▸ TO BE DONE
Filter the records below for the word "place". Copy each line that holds it.

## Start DATA RECORDS

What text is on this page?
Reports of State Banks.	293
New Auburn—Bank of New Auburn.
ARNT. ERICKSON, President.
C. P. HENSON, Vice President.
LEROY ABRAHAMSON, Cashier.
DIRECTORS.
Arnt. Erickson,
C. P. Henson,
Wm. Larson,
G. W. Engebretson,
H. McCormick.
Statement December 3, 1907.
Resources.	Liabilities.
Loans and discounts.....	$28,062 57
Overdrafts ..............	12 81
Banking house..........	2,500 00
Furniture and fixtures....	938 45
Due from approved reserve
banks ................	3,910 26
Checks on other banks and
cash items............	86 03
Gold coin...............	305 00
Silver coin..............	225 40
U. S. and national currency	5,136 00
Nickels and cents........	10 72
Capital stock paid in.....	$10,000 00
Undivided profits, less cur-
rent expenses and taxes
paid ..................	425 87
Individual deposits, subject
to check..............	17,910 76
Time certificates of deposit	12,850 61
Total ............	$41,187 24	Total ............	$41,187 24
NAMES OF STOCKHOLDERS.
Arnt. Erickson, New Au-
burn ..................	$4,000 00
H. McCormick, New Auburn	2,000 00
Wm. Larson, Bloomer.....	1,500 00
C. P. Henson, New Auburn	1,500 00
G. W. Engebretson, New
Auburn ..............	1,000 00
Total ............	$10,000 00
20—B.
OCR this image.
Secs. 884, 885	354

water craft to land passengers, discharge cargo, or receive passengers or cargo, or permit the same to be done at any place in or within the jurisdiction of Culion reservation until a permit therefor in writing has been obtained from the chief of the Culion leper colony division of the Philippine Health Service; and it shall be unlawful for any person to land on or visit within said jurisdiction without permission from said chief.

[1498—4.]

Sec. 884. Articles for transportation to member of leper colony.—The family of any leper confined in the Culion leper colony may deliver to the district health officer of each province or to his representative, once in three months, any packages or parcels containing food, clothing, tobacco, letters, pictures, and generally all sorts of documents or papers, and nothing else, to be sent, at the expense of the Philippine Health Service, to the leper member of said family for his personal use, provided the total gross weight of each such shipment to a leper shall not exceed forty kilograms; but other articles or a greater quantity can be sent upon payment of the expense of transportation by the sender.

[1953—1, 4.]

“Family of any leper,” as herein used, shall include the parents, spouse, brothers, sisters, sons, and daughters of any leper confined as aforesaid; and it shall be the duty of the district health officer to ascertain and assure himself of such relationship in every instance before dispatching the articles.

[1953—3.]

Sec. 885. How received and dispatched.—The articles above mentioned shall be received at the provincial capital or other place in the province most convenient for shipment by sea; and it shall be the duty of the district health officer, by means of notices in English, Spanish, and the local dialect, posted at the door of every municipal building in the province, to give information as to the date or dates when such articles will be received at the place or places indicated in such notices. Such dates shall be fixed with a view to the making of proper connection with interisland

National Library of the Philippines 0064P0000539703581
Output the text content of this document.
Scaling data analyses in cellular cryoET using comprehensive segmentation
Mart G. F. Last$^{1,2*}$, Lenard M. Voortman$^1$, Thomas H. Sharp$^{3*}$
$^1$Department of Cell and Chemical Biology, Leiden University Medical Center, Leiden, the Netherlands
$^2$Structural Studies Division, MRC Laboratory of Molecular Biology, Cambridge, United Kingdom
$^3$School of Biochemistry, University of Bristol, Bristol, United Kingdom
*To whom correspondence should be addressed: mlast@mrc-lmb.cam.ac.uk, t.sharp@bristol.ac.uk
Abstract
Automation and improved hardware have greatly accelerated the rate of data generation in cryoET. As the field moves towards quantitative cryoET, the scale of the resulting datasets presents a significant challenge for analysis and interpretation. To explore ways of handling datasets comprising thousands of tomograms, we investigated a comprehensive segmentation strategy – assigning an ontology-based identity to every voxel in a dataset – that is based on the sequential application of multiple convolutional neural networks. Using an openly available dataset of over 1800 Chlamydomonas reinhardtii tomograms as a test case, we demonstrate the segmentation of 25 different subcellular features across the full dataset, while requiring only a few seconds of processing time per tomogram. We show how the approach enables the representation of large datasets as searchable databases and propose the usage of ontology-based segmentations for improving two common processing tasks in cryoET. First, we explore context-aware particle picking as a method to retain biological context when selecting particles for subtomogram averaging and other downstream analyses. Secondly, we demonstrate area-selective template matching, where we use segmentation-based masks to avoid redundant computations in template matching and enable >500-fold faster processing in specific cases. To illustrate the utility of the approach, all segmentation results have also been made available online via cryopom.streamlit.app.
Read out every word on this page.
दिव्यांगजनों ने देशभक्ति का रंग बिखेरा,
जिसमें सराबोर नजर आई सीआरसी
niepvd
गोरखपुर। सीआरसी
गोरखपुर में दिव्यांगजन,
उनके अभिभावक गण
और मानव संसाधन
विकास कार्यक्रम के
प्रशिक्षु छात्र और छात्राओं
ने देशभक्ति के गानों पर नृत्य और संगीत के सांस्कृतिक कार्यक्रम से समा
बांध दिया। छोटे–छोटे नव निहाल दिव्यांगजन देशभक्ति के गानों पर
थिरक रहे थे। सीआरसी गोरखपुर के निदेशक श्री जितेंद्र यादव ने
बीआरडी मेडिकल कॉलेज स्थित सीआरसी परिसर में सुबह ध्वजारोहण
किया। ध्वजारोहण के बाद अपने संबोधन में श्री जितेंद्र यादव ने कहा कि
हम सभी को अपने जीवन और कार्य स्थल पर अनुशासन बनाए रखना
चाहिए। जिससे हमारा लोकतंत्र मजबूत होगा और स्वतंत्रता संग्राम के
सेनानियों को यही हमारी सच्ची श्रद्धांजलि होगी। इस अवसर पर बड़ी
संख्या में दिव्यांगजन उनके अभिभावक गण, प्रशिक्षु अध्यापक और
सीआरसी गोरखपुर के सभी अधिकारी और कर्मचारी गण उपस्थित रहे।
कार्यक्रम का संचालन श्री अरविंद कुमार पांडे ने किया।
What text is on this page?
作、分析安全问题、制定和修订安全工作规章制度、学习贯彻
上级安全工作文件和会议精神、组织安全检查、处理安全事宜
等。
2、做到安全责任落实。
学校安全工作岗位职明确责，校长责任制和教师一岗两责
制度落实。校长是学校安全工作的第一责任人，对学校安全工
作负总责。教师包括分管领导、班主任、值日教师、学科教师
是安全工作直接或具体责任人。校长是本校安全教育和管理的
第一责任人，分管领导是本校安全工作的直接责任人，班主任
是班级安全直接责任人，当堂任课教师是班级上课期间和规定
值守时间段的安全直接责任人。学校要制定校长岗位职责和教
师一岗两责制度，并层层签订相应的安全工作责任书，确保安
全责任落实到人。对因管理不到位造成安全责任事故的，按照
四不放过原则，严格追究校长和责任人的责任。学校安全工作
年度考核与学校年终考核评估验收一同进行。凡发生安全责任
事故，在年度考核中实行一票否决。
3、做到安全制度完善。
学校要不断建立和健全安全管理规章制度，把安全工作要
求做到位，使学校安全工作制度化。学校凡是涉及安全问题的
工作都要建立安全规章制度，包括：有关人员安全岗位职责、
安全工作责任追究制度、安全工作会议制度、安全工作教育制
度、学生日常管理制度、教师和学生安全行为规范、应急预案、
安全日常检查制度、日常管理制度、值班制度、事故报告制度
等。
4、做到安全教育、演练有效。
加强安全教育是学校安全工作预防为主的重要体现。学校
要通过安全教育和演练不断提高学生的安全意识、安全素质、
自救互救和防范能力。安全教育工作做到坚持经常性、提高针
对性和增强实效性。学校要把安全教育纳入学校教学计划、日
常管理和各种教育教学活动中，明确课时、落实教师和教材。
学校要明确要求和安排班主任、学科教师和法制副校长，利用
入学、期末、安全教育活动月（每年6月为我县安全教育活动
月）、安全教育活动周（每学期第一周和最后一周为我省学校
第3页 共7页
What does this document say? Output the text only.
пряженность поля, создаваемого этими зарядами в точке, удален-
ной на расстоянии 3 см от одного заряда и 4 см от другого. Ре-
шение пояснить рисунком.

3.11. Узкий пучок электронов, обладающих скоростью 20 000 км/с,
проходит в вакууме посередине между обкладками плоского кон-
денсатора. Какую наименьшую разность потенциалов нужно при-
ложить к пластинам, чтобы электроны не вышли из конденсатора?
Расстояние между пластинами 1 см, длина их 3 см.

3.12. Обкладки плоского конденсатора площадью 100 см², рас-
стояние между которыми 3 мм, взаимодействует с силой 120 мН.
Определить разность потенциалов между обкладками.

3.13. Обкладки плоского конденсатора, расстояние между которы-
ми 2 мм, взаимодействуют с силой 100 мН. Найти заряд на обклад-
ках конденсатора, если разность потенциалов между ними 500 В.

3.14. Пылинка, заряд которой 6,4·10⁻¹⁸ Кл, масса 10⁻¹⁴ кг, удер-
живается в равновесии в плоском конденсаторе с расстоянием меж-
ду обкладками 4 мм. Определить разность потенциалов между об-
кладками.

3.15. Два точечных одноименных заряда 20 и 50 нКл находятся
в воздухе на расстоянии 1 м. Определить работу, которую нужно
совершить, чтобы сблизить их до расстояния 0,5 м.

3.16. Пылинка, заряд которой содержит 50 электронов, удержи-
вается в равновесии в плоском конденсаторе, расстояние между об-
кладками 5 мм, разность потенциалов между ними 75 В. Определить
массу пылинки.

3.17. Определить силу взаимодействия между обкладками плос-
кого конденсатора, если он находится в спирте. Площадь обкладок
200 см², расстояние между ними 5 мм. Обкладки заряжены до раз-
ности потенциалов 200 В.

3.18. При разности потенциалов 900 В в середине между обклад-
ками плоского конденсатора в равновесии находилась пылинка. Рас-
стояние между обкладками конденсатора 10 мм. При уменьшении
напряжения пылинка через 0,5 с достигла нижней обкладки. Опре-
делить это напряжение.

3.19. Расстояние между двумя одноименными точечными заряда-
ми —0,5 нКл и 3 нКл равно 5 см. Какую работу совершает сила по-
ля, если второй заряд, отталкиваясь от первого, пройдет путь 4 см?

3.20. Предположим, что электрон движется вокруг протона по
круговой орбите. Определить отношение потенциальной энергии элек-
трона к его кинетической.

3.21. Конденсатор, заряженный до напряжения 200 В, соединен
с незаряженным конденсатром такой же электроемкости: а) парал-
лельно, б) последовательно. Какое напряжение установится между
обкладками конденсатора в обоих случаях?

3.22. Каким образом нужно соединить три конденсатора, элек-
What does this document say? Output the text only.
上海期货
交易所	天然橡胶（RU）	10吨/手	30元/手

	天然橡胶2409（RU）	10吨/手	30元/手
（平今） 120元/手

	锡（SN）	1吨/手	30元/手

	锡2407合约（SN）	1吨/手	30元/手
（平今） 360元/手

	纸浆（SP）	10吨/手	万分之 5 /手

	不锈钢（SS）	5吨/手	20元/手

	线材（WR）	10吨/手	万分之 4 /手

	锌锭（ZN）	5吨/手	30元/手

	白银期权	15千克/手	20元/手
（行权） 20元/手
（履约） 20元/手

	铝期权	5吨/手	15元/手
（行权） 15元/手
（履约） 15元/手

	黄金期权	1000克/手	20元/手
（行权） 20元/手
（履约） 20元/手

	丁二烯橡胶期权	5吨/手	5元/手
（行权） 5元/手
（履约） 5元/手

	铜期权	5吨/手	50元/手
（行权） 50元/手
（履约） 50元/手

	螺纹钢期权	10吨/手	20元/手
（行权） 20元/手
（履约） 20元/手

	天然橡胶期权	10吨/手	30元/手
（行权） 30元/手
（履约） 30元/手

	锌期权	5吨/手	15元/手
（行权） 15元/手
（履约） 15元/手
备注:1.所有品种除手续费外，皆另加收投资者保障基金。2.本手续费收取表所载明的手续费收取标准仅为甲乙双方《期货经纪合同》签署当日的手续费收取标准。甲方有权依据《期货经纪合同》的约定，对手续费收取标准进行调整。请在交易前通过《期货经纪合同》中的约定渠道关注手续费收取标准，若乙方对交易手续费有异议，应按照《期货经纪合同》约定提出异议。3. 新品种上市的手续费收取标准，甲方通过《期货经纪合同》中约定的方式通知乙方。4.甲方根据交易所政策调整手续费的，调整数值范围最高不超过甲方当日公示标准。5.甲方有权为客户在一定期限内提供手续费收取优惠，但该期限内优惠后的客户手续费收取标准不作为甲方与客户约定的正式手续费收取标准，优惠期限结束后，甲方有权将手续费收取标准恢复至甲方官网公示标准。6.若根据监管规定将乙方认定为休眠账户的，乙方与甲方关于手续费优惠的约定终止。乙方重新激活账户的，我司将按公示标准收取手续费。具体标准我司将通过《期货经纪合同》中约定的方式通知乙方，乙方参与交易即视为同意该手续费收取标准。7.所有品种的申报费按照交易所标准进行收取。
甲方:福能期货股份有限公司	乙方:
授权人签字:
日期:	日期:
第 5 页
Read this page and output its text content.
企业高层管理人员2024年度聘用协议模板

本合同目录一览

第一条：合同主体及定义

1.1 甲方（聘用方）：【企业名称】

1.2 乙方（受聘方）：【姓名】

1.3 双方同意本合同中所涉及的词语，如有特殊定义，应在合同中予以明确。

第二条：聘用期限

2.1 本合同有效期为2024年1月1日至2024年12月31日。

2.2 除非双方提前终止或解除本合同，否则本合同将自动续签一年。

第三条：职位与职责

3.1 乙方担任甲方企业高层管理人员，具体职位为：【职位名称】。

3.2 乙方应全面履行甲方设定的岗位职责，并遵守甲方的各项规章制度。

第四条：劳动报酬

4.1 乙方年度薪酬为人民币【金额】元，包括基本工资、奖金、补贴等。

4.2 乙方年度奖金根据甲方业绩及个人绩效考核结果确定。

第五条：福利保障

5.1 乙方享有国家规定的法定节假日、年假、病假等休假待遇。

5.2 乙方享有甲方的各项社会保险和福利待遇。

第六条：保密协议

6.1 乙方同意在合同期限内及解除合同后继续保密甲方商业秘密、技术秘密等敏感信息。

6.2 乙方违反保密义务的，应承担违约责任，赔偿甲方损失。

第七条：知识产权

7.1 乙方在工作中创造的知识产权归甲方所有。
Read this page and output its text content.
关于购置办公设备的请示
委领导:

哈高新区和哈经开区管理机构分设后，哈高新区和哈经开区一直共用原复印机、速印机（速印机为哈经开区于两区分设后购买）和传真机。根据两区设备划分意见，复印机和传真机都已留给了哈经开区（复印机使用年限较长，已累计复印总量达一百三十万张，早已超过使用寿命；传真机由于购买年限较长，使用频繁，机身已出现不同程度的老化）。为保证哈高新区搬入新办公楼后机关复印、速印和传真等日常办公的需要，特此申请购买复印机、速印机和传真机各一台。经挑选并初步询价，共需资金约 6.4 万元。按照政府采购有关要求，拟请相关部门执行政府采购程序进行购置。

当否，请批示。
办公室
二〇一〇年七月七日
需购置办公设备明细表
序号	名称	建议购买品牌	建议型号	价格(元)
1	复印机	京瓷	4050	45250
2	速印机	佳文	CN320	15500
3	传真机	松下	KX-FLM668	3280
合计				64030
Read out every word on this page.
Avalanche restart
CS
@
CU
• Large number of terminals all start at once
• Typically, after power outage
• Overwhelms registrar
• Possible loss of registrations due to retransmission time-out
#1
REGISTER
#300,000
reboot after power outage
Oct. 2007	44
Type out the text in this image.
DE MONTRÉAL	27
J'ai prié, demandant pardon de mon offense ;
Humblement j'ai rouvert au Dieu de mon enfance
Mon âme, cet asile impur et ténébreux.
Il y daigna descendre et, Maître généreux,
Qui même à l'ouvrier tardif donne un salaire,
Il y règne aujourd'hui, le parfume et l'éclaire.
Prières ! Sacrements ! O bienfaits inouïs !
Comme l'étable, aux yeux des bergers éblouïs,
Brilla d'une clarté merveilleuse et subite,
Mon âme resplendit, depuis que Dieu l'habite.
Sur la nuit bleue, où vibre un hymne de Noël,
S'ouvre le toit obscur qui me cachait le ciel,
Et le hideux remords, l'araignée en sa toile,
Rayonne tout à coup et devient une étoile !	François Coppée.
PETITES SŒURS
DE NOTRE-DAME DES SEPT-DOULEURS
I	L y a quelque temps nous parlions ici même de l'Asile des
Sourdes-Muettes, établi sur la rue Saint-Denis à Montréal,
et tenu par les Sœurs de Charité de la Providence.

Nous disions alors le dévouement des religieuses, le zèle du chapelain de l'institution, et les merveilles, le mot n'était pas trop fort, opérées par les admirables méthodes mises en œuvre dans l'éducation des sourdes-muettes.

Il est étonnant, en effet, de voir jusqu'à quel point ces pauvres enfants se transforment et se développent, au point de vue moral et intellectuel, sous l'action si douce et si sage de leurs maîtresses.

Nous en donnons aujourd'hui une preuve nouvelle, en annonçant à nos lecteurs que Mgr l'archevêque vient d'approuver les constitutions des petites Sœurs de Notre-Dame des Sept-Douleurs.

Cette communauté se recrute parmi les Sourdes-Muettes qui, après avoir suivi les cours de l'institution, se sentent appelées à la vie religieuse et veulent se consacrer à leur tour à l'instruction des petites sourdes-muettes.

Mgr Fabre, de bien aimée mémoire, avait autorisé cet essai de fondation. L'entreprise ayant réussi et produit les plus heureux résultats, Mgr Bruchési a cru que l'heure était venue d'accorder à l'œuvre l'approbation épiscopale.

## End DATA RECORDS

▸ EXERCISE RESULT
water craft to land passengers, discharge cargo, or receive passengers or cargo, or permit the same to be done at any place in or within the jurisdiction of Culion reservation until a permit therefor in writing has been obtained from the chief of the Culion leper colony division of the Philippine Health Service; and it shall be unlawful for any person to land on or visit within said jurisdiction without permission from said chief.
Sec. 885. How received and dispatched.—The articles above mentioned shall be received at the provincial capital or other place in the province most convenient for shipment by sea; and it shall be the duty of the district health officer, by means of notices in English, Spanish, and the local dialect, posted at the door of every municipal building in the province, to give information as to the date or dates when such articles will be received at the place or places indicated in such notices. Such dates shall be fixed with a view to the making of proper connection with interisland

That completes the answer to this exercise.